WHAT TO DO: Output all lines exactly, with nothing added or dropped.
* begin PROVIDED DATA *
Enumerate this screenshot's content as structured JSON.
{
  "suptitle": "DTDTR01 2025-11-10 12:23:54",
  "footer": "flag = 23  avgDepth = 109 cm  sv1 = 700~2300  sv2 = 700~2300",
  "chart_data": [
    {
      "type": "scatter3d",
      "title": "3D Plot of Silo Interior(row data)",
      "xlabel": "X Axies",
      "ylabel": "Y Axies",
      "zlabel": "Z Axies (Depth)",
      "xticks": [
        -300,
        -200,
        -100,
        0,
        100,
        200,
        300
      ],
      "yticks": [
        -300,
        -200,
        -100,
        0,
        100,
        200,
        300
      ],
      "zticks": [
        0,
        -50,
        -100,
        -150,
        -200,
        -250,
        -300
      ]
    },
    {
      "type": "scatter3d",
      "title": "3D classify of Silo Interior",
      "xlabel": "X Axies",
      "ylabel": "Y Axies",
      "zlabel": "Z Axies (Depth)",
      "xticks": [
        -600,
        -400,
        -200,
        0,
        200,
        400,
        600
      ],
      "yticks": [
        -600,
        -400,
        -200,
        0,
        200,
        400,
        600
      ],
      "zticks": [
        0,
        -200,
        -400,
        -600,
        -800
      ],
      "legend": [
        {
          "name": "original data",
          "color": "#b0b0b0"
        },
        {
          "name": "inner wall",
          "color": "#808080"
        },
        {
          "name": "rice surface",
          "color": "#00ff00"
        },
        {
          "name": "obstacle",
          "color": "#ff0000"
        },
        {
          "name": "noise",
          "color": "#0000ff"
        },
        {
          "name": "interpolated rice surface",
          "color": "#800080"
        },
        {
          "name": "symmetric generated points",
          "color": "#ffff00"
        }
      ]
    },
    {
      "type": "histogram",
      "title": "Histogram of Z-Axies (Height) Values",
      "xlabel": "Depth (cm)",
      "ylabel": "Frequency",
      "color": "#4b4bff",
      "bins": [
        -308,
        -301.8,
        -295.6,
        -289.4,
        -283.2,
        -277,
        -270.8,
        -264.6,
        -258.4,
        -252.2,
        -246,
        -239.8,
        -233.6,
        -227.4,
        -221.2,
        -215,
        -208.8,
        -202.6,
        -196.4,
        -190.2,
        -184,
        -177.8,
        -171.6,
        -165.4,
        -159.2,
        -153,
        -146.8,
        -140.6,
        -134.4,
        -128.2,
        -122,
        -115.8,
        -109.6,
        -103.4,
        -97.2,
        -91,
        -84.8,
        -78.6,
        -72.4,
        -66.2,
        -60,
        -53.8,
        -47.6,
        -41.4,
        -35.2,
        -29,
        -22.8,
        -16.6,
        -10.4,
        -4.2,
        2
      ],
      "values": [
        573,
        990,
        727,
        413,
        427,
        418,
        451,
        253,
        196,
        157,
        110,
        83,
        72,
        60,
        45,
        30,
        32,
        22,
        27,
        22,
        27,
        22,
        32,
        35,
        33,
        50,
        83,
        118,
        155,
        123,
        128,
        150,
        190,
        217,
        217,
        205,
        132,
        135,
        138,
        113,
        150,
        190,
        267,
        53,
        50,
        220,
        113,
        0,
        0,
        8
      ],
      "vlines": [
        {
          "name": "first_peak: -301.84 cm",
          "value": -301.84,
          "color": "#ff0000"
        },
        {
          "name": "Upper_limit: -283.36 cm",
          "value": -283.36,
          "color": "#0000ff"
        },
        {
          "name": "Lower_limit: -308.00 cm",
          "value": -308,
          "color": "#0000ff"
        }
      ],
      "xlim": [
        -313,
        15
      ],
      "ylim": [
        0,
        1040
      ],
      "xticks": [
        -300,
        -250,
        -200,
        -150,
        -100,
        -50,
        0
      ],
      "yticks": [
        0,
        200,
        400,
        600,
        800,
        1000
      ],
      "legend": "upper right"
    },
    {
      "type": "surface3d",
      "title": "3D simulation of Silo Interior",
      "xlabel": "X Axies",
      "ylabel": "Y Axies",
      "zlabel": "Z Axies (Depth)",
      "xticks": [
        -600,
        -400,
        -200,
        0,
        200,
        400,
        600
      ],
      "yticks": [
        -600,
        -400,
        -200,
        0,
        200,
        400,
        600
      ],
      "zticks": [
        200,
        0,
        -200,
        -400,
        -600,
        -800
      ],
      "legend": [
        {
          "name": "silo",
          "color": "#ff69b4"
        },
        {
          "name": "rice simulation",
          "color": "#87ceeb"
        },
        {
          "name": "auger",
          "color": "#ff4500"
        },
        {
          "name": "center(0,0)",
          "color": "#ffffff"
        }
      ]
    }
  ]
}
* end PROVIDED DATA *
RESPONSE TO THE EXERCISE:
Enumerate this screenshot's content as structured JSON.
{
  "suptitle": "DTDTR01 2025-11-10 12:23:54",
  "footer": "flag = 23  avgDepth = 109 cm  sv1 = 700~2300  sv2 = 700~2300",
  "chart_data": [
    {
      "type": "scatter3d",
      "title": "3D Plot of Silo Interior(row data)",
      "xlabel": "X Axies",
      "ylabel": "Y Axies",
      "zlabel": "Z Axies (Depth)",
      "xticks": [
        -300,
        -200,
        -100,
        0,
        100,
        200,
        300
      ],
      "yticks": [
        -300,
        -200,
        -100,
        0,
        100,
        200,
        300
      ],
      "zticks": [
        0,
        -50,
        -100,
        -150,
        -200,
        -250,
        -300
      ]
    },
    {
      "type": "scatter3d",
      "title": "3D classify of Silo Interior",
      "xlabel": "X Axies",
      "ylabel": "Y Axies",
      "zlabel": "Z Axies (Depth)",
      "xticks": [
        -600,
        -400,
        -200,
        0,
        200,
        400,
        600
      ],
      "yticks": [
        -600,
        -400,
        -200,
        0,
        200,
        400,
        600
      ],
      "zticks": [
        0,
        -200,
        -400,
        -600,
        -800
      ],
      "legend": [
        {
          "name": "original data",
          "color": "#b0b0b0"
        },
        {
          "name": "inner wall",
          "color": "#808080"
        },
        {
          "name": "rice surface",
          "color": "#00ff00"
        },
        {
          "name": "obstacle",
          "color": "#ff0000"
        },
        {
          "name": "noise",
          "color": "#0000ff"
        },
        {
          "name": "interpolated rice surface",
          "color": "#800080"
        },
        {
          "name": "symmetric generated points",
          "color": "#ffff00"
        }
      ]
    },
    {
      "type": "histogram",
      "title": "Histogram of Z-Axies (Height) Values",
      "xlabel": "Depth (cm)",
      "ylabel": "Frequency",
      "color": "#4b4bff",
      "bins": [
        -308,
        -301.8,
        -295.6,
        -289.4,
        -283.2,
        -277,
        -270.8,
        -264.6,
        -258.4,
        -252.2,
        -246,
        -239.8,
        -233.6,
        -227.4,
        -221.2,
        -215,
        -208.8,
        -202.6,
        -196.4,
        -190.2,
        -184,
        -177.8,
        -171.6,
        -165.4,
        -159.2,
        -153,
        -146.8,
        -140.6,
        -134.4,
        -128.2,
        -122,
        -115.8,
        -109.6,
        -103.4,
        -97.2,
        -91,
        -84.8,
        -78.6,
        -72.4,
        -66.2,
        -60,
        -53.8,
        -47.6,
        -41.4,
        -35.2,
        -29,
        -22.8,
        -16.6,
        -10.4,
        -4.2,
        2
      ],
      "values": [
        573,
        990,
        727,
        413,
        427,
        418,
        451,
        253,
        196,
        157,
        110,
        83,
        72,
        60,
        45,
        30,
        32,
        22,
        27,
        22,
        27,
        22,
        32,
        35,
        33,
        50,
        83,
        118,
        155,
        123,
        128,
        150,
        190,
        217,
        217,
        205,
        132,
        135,
        138,
        113,
        150,
        190,
        267,
        53,
        50,
        220,
        113,
        0,
        0,
        8
      ],
      "vlines": [
        {
          "name": "first_peak: -301.84 cm",
          "value": -301.84,
          "color": "#ff0000"
        },
        {
          "name": "Upper_limit: -283.36 cm",
          "value": -283.36,
          "color": "#0000ff"
        },
        {
          "name": "Lower_limit: -308.00 cm",
          "value": -308,
          "color": "#0000ff"
        }
      ],
      "xlim": [
        -313,
        15
      ],
      "ylim": [
        0,
        1040
      ],
      "xticks": [
        -300,
        -250,
        -200,
        -150,
        -100,
        -50,
        0
      ],
      "yticks": [
        0,
        200,
        400,
        600,
        800,
        1000
      ],
      "legend": "upper right"
    },
    {
      "type": "surface3d",
      "title": "3D simulation of Silo Interior",
      "xlabel": "X Axies",
      "ylabel": "Y Axies",
      "zlabel": "Z Axies (Depth)",
      "xticks": [
        -600,
        -400,
        -200,
        0,
        200,
        400,
        600
      ],
      "yticks": [
        -600,
        -400,
        -200,
        0,
        200,
        400,
        600
      ],
      "zticks": [
        200,
        0,
        -200,
        -400,
        -600,
        -800
      ],
      "legend": [
        {
          "name": "silo",
          "color": "#ff69b4"
        },
        {
          "name": "rice simulation",
          "color": "#87ceeb"
        },
        {
          "name": "auger",
          "color": "#ff4500"
        },
        {
          "name": "center(0,0)",
          "color": "#ffffff"
        }
      ]
    }
  ]
}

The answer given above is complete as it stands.